— Problem requirements —
Find each line holding "Algemene" and copy it out.

Items from a figure collection
━━━━━━━━━━
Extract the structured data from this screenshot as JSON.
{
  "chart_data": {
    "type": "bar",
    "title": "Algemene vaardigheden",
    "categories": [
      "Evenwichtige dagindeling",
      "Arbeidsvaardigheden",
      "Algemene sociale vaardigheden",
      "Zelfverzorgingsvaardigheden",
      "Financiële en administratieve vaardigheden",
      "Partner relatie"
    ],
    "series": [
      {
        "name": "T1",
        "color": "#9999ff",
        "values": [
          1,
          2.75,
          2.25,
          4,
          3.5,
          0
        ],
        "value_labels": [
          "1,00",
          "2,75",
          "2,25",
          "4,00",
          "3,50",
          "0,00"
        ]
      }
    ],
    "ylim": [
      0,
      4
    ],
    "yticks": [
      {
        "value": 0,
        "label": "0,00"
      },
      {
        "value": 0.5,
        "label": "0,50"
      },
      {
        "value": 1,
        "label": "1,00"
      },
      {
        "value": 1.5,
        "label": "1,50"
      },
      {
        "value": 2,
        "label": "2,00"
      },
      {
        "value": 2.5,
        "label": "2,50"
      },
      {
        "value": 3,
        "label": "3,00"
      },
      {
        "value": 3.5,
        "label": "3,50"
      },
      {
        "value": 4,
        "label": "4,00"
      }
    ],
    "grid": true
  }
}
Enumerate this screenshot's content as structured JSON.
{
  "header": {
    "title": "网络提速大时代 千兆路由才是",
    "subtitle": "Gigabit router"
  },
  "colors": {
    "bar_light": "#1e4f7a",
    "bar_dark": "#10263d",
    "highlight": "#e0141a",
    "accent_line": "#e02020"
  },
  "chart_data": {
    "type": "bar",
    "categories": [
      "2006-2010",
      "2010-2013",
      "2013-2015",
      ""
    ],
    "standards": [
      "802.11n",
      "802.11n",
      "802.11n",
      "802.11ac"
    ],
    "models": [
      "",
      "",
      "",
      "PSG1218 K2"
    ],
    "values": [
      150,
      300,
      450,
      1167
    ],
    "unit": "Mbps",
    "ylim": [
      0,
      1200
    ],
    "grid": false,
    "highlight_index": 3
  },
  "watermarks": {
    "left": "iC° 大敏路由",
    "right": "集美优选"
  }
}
━━━━━━━━━━
— Answer to this exercise —
    "title": "Algemene vaardigheden",
      "Algemene sociale vaardigheden",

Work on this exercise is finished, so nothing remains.